◆ Consigne 1: Pouvez-vous reformuler sous forme de liste la réplique de l'entretien ci-dessous qui commence par « Oui. Le diffuseur/distributeur travaille », sans perdre ses faits principaux ?
◆ Consigne 2: Pouvez-vous poursuivre l'entretien ci-dessous sur les Éditions des Instants, en reprenant juste après sa dernière phrase ?

◆ Extrait de l'entretien:
- - - -
MS : J’imagine même qu’il doit exister de très nombreux auteurs en devenir qui ne connaissent pas tous les mécanismes éditoriaux, tous les orages, et qui doivent être étonnés de ne pas avoir reçu de réponse six mois après l’envoi d’un manuscrit.

SB : Oui. Quand on reçoit un texte, on n’est pas toujours en capacité de le lire sur le moment. Maintenant je reçois beaucoup de manuscrits et je ne peux pas tout lire et de donner une réponse rapidement. Tout se décale aussi en fonction du programme que l’on a. Tout est en parallèle. Et il n’y a pas que ça. Faire parler d’un livre à sa sortie prend aussi beaucoup de temps. Il y a toute une part de communication à prendre en compte. Les Éditions des Instants existent depuis un an alors, évidemment, c’est difficile de se faire largement connaître. Mais ça ne s’est pas passé trop mal. J’ai été étonné. Même en termes de recensions. Beaucoup de personnes se sont intéressées à nous, déjà, du moins plus que je n’aurais pensé. Il arrive même maintenant qu’on nous demande des livres pour des recensions. Je vois que c’est en train de bouger, que ça prend un peu. L’autre élément, je pense, c’est que des personnes reconnaissent et aiment quelque chose dans notre travail. Ce n’est pas simplement pour nous faire plaisir, bien sûr, je crois qu’ils apprécient les textes que nous proposons. Pour moi, l’une des étapes suivantes, c’est de faire connaître la maison d’édition à un plus large public possible.

MS : Concernant la distribution, j’ai été très étonné puisque par chez moi, en banlieue, j’ai trouvé les Portraits de pessimistes (de Paul-Armand Challemel-Lacour). Les ouvrages se diffusent en dehors de la sphère parisienne et des réseaux sociaux, c’est une excellente chose qui présage de toucher justement un plus large public !

SB : Oui. Le diffuseur/distributeur travaille dans toute la France et en Belgique. C’est un peu compliqué avec mon diffuseur pour l’instant, c’est un peu mon point noir. Mais il faut voir avec le temps… Aussi, il y a toute une partie de la relation avec les libraires qu’il faut instaurer et c’est un aspect qui prend aussi beaucoup de temps, que l’on doit faire en plus, et qui est très important.

MS : Revenons au rôle de l’éditeur. Jean-Marie Laclavetine disait : « Être éditeur, c’est avant de tout savoir dire non. » Qu’en penses-tu ? Dis-tu beaucoup non depuis que tu as fondé les Éditions des Instants, que la maison se fait connaître et que tu reçois beaucoup de manuscrits ?

SB : Alors je retournerais volontiers cette phrase. Je pense qu’être éditeur, c’est savoir dire oui. Ce qui revient au même puisque si l’on ne dit pas oui, on dit non. Mais je préfère cette formule. C’est savoir dire oui, savoir faire des choix pertinents. Savoir dire oui à certains projets. Même pour des rééditions, je me suis retrouvé avec de nombreuses propositions de projets et il faut savoir choisir. C’est de toute façon une fidélité à la ligne éditoriale de la maison qui guide ce oui, au type de texte que l’on veut publier et ce n’est pas si compliqué que ça car l’idée n’est pas de faire plaisir à un auteur mais de donner à la maison une identité qui soit reconnaissable et pertinente. Ce n’est pas si difficile que ça finalement.
- - - -
◆ Données extraites:
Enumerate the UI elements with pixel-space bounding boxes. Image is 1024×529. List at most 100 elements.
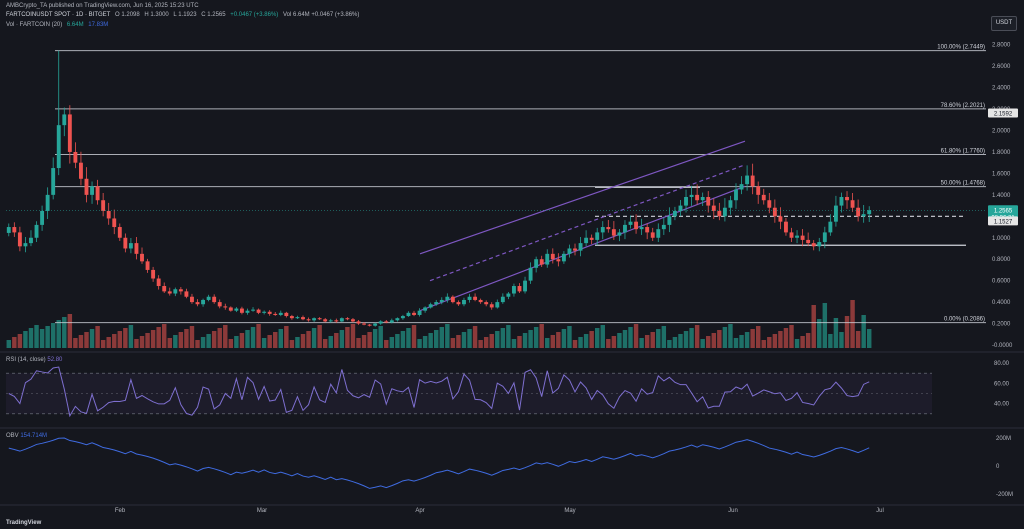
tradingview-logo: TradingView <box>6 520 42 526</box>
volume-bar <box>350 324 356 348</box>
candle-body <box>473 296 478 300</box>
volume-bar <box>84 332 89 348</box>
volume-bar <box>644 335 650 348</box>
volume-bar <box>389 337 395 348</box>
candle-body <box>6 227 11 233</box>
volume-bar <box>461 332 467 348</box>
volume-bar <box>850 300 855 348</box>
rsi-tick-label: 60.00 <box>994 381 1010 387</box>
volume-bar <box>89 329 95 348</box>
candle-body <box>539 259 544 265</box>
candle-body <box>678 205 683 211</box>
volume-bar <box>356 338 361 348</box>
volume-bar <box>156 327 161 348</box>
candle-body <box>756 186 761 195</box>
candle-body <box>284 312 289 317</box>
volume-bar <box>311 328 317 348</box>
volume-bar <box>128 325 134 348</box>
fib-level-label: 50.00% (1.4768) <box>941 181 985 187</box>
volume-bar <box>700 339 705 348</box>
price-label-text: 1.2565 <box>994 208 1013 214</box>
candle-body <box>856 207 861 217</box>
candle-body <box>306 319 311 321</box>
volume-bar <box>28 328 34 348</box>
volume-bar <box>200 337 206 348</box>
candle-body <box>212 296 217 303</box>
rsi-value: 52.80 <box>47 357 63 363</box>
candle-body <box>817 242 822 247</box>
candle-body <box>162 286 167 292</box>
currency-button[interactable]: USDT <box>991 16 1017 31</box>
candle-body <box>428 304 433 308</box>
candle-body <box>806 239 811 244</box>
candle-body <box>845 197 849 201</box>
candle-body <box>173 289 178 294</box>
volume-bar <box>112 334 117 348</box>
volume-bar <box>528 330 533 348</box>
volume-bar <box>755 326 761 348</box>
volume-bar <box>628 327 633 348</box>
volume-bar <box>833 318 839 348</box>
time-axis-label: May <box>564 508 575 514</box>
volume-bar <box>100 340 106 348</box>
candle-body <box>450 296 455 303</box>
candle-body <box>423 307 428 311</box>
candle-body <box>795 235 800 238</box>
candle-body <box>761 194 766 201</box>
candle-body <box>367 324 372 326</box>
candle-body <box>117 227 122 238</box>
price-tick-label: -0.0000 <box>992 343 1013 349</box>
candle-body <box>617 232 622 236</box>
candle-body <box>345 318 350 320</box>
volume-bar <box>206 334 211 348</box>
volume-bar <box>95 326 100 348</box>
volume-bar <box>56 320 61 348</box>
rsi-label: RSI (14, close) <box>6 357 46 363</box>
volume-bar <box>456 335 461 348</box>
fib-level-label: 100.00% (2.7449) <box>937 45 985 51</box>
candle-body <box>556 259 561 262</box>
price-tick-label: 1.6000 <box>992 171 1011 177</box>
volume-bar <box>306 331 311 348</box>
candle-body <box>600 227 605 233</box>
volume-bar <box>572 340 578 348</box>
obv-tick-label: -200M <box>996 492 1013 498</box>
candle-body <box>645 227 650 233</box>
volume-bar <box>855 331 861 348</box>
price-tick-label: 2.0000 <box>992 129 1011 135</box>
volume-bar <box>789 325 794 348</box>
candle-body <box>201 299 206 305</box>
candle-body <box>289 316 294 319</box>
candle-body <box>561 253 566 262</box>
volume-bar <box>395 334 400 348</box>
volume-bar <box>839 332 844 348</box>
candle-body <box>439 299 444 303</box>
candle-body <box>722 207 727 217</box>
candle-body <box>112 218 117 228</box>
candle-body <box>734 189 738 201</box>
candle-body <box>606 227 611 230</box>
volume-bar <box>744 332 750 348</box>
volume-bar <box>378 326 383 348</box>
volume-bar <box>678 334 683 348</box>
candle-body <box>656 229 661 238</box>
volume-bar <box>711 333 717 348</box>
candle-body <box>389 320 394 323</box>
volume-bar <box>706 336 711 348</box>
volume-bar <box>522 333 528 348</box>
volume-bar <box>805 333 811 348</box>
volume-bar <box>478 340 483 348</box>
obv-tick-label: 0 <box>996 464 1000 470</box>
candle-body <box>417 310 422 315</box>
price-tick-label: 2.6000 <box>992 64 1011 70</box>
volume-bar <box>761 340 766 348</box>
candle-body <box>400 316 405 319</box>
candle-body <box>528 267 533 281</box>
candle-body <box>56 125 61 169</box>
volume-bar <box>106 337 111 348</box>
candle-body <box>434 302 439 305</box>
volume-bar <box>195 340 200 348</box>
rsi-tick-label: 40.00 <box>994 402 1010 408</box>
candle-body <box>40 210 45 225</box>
- - - -
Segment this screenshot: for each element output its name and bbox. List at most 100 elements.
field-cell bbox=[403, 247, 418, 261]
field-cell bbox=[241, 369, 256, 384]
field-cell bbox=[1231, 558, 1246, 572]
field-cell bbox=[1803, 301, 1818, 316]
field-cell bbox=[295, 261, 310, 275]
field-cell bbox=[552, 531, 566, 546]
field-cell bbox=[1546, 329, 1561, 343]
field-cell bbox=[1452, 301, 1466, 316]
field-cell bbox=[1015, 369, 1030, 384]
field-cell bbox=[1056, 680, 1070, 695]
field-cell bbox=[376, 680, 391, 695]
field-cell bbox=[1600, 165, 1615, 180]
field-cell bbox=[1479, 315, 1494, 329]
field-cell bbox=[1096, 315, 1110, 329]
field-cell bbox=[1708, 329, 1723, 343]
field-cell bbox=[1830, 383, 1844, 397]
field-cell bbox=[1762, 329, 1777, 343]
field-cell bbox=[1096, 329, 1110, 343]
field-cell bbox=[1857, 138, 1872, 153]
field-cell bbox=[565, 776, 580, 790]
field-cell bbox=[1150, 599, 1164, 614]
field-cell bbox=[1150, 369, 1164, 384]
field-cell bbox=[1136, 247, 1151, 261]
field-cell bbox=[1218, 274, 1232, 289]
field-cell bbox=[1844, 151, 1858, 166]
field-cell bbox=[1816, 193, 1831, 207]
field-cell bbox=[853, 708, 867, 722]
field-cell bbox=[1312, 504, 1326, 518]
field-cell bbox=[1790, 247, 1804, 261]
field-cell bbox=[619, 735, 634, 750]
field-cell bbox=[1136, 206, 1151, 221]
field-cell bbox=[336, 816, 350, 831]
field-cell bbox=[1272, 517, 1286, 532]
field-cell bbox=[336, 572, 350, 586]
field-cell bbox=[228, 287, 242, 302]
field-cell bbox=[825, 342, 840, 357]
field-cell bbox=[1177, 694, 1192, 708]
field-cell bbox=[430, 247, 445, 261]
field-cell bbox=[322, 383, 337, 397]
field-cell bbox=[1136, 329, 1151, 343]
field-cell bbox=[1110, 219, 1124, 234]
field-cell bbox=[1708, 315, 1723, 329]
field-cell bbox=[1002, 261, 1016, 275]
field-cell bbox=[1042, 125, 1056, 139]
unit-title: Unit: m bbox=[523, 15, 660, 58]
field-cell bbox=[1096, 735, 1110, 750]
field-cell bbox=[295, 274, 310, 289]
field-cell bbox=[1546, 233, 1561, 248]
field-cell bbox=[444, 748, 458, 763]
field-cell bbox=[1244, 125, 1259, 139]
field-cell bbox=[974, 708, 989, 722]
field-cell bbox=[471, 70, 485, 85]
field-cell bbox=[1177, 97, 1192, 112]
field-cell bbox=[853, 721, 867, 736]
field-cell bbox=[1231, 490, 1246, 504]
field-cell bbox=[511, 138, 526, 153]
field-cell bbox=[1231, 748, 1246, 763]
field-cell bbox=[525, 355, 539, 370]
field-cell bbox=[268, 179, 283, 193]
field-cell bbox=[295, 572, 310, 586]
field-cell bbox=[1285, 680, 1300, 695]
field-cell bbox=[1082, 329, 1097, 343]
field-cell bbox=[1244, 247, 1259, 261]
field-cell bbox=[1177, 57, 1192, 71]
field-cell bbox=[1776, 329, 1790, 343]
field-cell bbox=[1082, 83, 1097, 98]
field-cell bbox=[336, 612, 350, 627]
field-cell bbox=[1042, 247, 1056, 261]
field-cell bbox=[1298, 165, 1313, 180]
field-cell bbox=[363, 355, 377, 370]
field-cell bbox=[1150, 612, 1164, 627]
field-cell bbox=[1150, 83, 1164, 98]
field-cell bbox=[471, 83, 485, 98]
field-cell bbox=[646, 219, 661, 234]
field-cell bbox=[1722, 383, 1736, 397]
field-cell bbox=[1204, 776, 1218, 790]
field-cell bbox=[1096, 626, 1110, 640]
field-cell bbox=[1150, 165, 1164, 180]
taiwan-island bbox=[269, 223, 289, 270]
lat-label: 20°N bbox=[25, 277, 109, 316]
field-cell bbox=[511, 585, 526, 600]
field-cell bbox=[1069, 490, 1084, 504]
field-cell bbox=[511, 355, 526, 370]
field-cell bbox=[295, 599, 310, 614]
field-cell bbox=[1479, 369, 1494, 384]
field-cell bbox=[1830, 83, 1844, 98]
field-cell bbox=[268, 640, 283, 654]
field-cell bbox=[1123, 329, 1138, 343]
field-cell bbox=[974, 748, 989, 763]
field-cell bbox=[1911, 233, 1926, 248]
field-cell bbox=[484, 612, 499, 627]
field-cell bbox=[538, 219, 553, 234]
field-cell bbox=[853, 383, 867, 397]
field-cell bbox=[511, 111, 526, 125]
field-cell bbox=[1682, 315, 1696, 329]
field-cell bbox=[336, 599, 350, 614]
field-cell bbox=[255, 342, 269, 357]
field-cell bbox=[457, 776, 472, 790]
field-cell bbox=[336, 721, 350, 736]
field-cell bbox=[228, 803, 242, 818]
- - - -
◆ Résultat 1:
- Le diffuseur/distributeur travaille dans toute la France et en Belgique.
- Pour l'instant, les rapports avec ce diffuseur sont un peu compliqués : c'est le point noir, à voir avec le temps.
- Il faut aussi instaurer une relation avec les libraires, une tâche qui s'ajoute au reste, prend beaucoup de temps et reste très importante.

◆ Résultat 2:
MS : Peux-tu nous parler justement de ta ligne éditoriale ? Elle semble osciller entre publications originales et rééditions. On note un certain désir de réunir des pièces intemporelles et de les faire dialoguer entre elles, indépendamment de leur temporalité.

SB : C’est moitié-moitié, disons. Notre ligne éditoriale est avant tout liée à une exigence par rapport à l’écriture. C’est très important pour moi. Et aussi, l’importance d’une certaine littérature de l’intériorité, de l’expérience, mais d’une expérience « armée » d’un ton, d’un style, d’une écriture. Quand je parle d’expérience, c’est relatif aux instants, aussi, le fait que certaines expériences particulières peuvent être des moments clés qui structurent une œuvre, qui tournent autour de ces instants. Il y a aussi, comme tu le soulignes, une certaine idée d’intemporalité. C’est vrai que j’aime les textes qui sont peu marqués par le monde contemporain. Ils sont dans le contemporain mais n’en sont pas dépendants, ils pourraient être lus à une autre époque.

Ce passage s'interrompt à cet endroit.